Work required:
Give only the number of lines below that contain the word "pomiędzy".

Data for this exercise:

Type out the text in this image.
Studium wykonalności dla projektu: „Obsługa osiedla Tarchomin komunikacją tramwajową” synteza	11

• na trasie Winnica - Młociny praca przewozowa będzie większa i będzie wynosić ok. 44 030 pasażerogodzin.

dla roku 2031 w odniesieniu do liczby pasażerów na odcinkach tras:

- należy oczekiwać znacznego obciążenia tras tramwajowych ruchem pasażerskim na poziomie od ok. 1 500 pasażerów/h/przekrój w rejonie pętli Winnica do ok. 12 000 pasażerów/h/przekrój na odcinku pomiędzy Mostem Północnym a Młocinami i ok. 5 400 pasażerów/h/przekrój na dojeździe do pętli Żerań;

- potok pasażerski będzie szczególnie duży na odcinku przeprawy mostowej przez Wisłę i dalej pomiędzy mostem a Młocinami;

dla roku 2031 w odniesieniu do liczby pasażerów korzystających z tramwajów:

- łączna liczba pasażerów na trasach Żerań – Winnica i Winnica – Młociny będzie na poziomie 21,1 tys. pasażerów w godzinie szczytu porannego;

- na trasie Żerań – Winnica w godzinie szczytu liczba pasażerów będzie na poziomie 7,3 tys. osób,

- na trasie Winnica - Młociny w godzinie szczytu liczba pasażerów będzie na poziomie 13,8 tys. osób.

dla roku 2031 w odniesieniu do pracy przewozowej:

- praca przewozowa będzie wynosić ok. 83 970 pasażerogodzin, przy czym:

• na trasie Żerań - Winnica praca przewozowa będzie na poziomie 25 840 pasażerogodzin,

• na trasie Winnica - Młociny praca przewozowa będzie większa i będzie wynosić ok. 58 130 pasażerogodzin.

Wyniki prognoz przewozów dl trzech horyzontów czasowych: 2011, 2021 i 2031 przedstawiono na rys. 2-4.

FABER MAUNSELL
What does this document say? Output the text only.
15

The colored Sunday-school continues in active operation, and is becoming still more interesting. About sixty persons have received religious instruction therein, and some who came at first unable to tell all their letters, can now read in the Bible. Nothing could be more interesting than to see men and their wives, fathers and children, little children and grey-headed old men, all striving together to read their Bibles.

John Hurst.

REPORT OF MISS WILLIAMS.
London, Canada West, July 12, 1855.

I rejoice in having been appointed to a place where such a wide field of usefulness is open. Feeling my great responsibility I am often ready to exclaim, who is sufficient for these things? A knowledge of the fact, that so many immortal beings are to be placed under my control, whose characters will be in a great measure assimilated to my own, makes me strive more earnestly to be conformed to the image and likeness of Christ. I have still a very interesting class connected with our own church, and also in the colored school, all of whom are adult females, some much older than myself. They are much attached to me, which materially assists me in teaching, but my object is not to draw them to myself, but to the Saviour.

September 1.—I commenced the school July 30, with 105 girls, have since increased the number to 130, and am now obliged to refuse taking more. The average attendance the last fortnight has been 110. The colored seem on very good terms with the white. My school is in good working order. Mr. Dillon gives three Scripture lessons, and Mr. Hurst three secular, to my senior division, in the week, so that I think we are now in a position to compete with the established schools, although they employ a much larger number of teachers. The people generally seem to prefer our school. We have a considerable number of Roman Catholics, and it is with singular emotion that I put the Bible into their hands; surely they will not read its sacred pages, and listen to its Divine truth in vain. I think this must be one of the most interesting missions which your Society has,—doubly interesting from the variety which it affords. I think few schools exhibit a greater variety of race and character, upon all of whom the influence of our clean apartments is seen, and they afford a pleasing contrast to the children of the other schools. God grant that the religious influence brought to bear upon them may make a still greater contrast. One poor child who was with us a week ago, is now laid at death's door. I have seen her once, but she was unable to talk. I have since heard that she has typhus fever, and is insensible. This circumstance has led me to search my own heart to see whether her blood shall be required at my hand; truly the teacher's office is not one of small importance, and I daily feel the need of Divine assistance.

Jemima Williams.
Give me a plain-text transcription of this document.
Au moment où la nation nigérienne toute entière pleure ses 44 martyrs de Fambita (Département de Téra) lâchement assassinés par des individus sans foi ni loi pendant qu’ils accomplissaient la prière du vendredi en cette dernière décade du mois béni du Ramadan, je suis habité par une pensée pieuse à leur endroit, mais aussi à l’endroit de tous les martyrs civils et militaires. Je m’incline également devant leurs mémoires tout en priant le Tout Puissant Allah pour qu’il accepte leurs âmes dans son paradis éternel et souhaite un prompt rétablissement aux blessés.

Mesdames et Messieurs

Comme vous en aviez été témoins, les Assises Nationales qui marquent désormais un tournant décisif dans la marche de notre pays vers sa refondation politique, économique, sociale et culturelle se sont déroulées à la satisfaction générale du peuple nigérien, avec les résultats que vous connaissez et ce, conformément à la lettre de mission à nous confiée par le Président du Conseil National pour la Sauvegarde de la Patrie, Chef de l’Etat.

Result:
2